Records from a collection of figures
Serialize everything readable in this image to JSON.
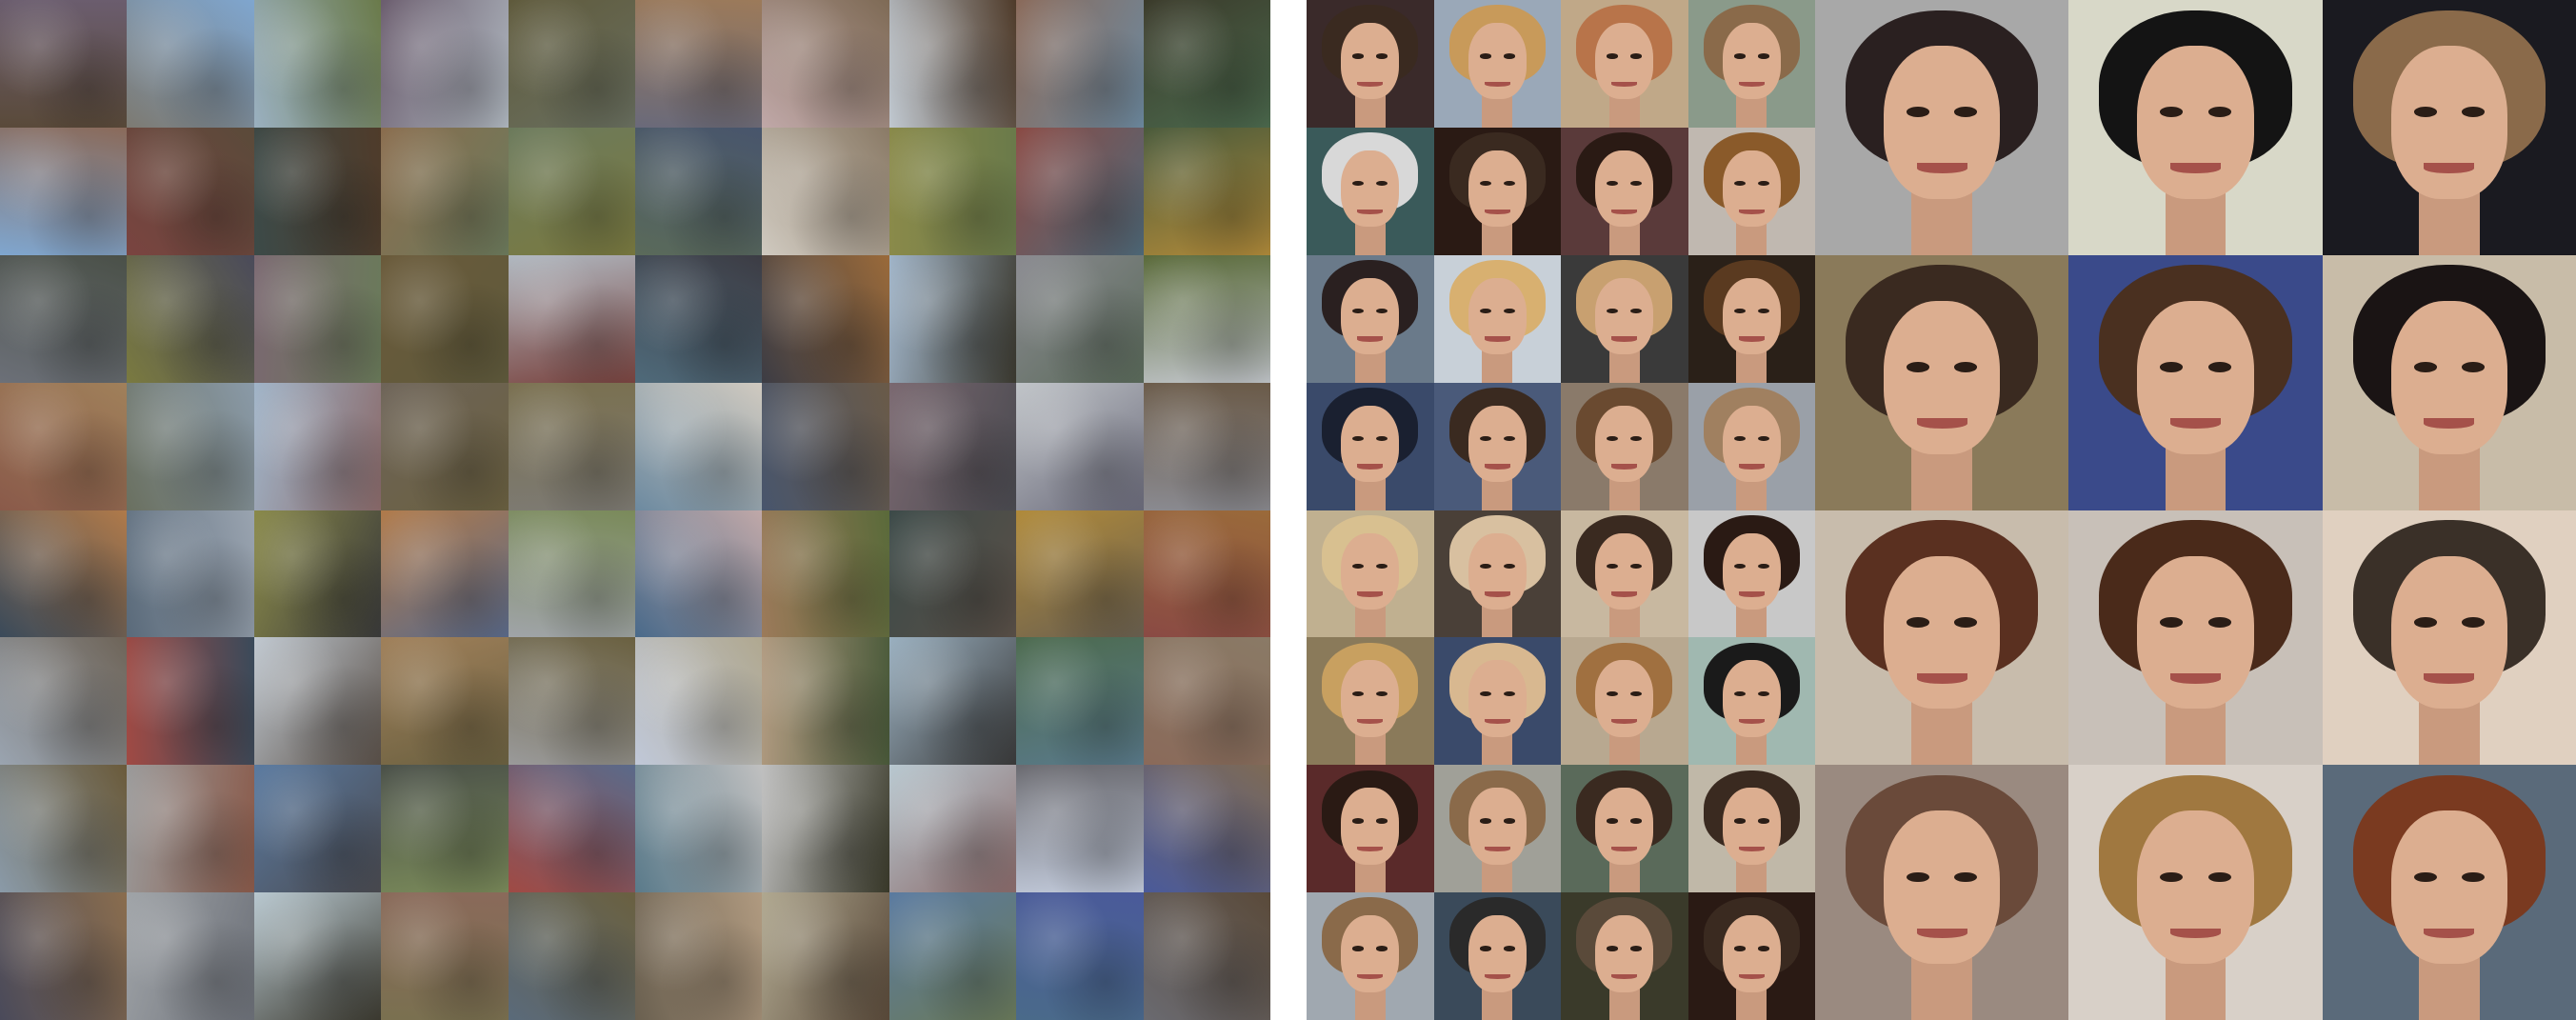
{
  "figure": {
    "panels": [
      {
        "id": "cifar",
        "rows": 8,
        "cols": 10,
        "palette": [
          "#5a4a3a",
          "#7d7a72",
          "#9ab0c0",
          "#6b5d6e",
          "#5f5a3c",
          "#9c7a5a",
          "#7e6a55",
          "#4f3b2a",
          "#6d8aa0",
          "#4c6a4e",
          "#7fa6cf",
          "#7a4440",
          "#3c4a48",
          "#8a6d4e",
          "#6c7a5c",
          "#48556c",
          "#8a7a66",
          "#6a7a4a",
          "#4f6a7a",
          "#b08a3a",
          "#6c7078",
          "#7a7a40",
          "#7a6870",
          "#6a5a3a",
          "#b0b8c0",
          "#3c3c44",
          "#9a6a3a",
          "#3c3a30",
          "#5a6a5a",
          "#c0c4c8",
          "#8a5a4a",
          "#6a7060",
          "#a0b4c8",
          "#6e6458",
          "#7a7050",
          "#d0cac0",
          "#6a5a48",
          "#4a4a50",
          "#6a6a7a",
          "#8a8a90",
          "#3a4a5a",
          "#5a6a7a",
          "#8a8a4a",
          "#b07a4a",
          "#7a8a5a",
          "#c0a8a8",
          "#5a6a3a",
          "#5a5048",
          "#6a6050",
          "#8a4a44",
          "#9aa4b0",
          "#a04a44",
          "#c0c8d0",
          "#a0805a",
          "#6a6040",
          "#b0a890",
          "#4a5a3a",
          "#3a3a3a",
          "#5a7a8a",
          "#8a6a5a",
          "#8a9aa8",
          "#9a9a9a",
          "#5a7aa0",
          "#4a5048",
          "#5a6a8a",
          "#c0c0c0",
          "#3a3a2a",
          "#8a6a6a",
          "#c0c8d8",
          "#4a5a9a",
          "#4a4a5a",
          "#a0a4a8",
          "#b8c8d0",
          "#8a6a5a",
          "#6a6040",
          "#b09a80",
          "#5a4a3a",
          "#6a7a5a",
          "#4a6a8a",
          "#6a6a70"
        ]
      },
      {
        "id": "faces-small",
        "rows": 8,
        "cols": 4,
        "backgrounds": [
          "#3a2a2a",
          "#9aa8b8",
          "#c0a888",
          "#8a9a8a",
          "#3a5a5a",
          "#2a1a14",
          "#5a3a3a",
          "#c0b8b0",
          "#6a7a8a",
          "#c8d0d8",
          "#3a3a3a",
          "#2a2018",
          "#3a4a6a",
          "#4a5a7a",
          "#8a7a6a",
          "#9aa0a8",
          "#c0b090",
          "#4a4038",
          "#c8b8a0",
          "#c8c8c8",
          "#8a7a5a",
          "#3a4a6a",
          "#b8a890",
          "#a0b8b0",
          "#5a2a2a",
          "#a0a098",
          "#5a6a5a",
          "#c0b8a8",
          "#a0a8b0",
          "#3a4a5a",
          "#3a3a2a",
          "#2a1a14"
        ],
        "hair": [
          "#3a2a20",
          "#c89a5a",
          "#b8744a",
          "#8a6a4a",
          "#d8d8d8",
          "#3a2a20",
          "#2a1a14",
          "#8a5a2a",
          "#2a2020",
          "#d8b070",
          "#c8a070",
          "#5a3a20",
          "#1a2030",
          "#3a2a20",
          "#6a4a30",
          "#a08060",
          "#d8c090",
          "#d8c0a0",
          "#3a2a20",
          "#2a1a14",
          "#c8a060",
          "#d8b890",
          "#a07040",
          "#1a1a1a",
          "#2a1a14",
          "#8a6a4a",
          "#3a2a20",
          "#3a2a20",
          "#8a6a4a",
          "#2a2a2a",
          "#5a4a3a",
          "#3a2a20"
        ]
      },
      {
        "id": "faces-large",
        "rows": 4,
        "cols": 3,
        "backgrounds": [
          "#a8a8a8",
          "#d8d8c8",
          "#1a1a20",
          "#8a7a5a",
          "#3a4a8a",
          "#c8bca8",
          "#c8bcac",
          "#c8c0b8",
          "#e0d0c0",
          "#9a8a80",
          "#d8d0c8",
          "#5a6a7a"
        ],
        "hair": [
          "#2a2020",
          "#141414",
          "#8a6a4a",
          "#3a2a20",
          "#4a3020",
          "#1a1414",
          "#5a3020",
          "#4a2a1a",
          "#3a3028",
          "#6a4a3a",
          "#a07840",
          "#7a3a20"
        ]
      }
    ]
  }
}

**Aim of the exercise**
Quote the listing above in full, except for the pictures.

**Reply to the exercise**
Serialize everything readable in this image to JSON.
{
  "figure": {
    "panels": [
      {
        "id": "cifar",
        "rows": 8,
        "cols": 10,
        "palette": [
          "#5a4a3a",
          "#7d7a72",
          "#9ab0c0",
          "#6b5d6e",
          "#5f5a3c",
          "#9c7a5a",
          "#7e6a55",
          "#4f3b2a",
          "#6d8aa0",
          "#4c6a4e",
          "#7fa6cf",
          "#7a4440",
          "#3c4a48",
          "#8a6d4e",
          "#6c7a5c",
          "#48556c",
          "#8a7a66",
          "#6a7a4a",
          "#4f6a7a",
          "#b08a3a",
          "#6c7078",
          "#7a7a40",
          "#7a6870",
          "#6a5a3a",
          "#b0b8c0",
          "#3c3c44",
          "#9a6a3a",
          "#3c3a30",
          "#5a6a5a",
          "#c0c4c8",
          "#8a5a4a",
          "#6a7060",
          "#a0b4c8",
          "#6e6458",
          "#7a7050",
          "#d0cac0",
          "#6a5a48",
          "#4a4a50",
          "#6a6a7a",
          "#8a8a90",
          "#3a4a5a",
          "#5a6a7a",
          "#8a8a4a",
          "#b07a4a",
          "#7a8a5a",
          "#c0a8a8",
          "#5a6a3a",
          "#5a5048",
          "#6a6050",
          "#8a4a44",
          "#9aa4b0",
          "#a04a44",
          "#c0c8d0",
          "#a0805a",
          "#6a6040",
          "#b0a890",
          "#4a5a3a",
          "#3a3a3a",
          "#5a7a8a",
          "#8a6a5a",
          "#8a9aa8",
          "#9a9a9a",
          "#5a7aa0",
          "#4a5048",
          "#5a6a8a",
          "#c0c0c0",
          "#3a3a2a",
          "#8a6a6a",
          "#c0c8d8",
          "#4a5a9a",
          "#4a4a5a",
          "#a0a4a8",
          "#b8c8d0",
          "#8a6a5a",
          "#6a6040",
          "#b09a80",
          "#5a4a3a",
          "#6a7a5a",
          "#4a6a8a",
          "#6a6a70"
        ]
      },
      {
        "id": "faces-small",
        "rows": 8,
        "cols": 4,
        "backgrounds": [
          "#3a2a2a",
          "#9aa8b8",
          "#c0a888",
          "#8a9a8a",
          "#3a5a5a",
          "#2a1a14",
          "#5a3a3a",
          "#c0b8b0",
          "#6a7a8a",
          "#c8d0d8",
          "#3a3a3a",
          "#2a2018",
          "#3a4a6a",
          "#4a5a7a",
          "#8a7a6a",
          "#9aa0a8",
          "#c0b090",
          "#4a4038",
          "#c8b8a0",
          "#c8c8c8",
          "#8a7a5a",
          "#3a4a6a",
          "#b8a890",
          "#a0b8b0",
          "#5a2a2a",
          "#a0a098",
          "#5a6a5a",
          "#c0b8a8",
          "#a0a8b0",
          "#3a4a5a",
          "#3a3a2a",
          "#2a1a14"
        ],
        "hair": [
          "#3a2a20",
          "#c89a5a",
          "#b8744a",
          "#8a6a4a",
          "#d8d8d8",
          "#3a2a20",
          "#2a1a14",
          "#8a5a2a",
          "#2a2020",
          "#d8b070",
          "#c8a070",
          "#5a3a20",
          "#1a2030",
          "#3a2a20",
          "#6a4a30",
          "#a08060",
          "#d8c090",
          "#d8c0a0",
          "#3a2a20",
          "#2a1a14",
          "#c8a060",
          "#d8b890",
          "#a07040",
          "#1a1a1a",
          "#2a1a14",
          "#8a6a4a",
          "#3a2a20",
          "#3a2a20",
          "#8a6a4a",
          "#2a2a2a",
          "#5a4a3a",
          "#3a2a20"
        ]
      },
      {
        "id": "faces-large",
        "rows": 4,
        "cols": 3,
        "backgrounds": [
          "#a8a8a8",
          "#d8d8c8",
          "#1a1a20",
          "#8a7a5a",
          "#3a4a8a",
          "#c8bca8",
          "#c8bcac",
          "#c8c0b8",
          "#e0d0c0",
          "#9a8a80",
          "#d8d0c8",
          "#5a6a7a"
        ],
        "hair": [
          "#2a2020",
          "#141414",
          "#8a6a4a",
          "#3a2a20",
          "#4a3020",
          "#1a1414",
          "#5a3020",
          "#4a2a1a",
          "#3a3028",
          "#6a4a3a",
          "#a07840",
          "#7a3a20"
        ]
      }
    ]
  }
}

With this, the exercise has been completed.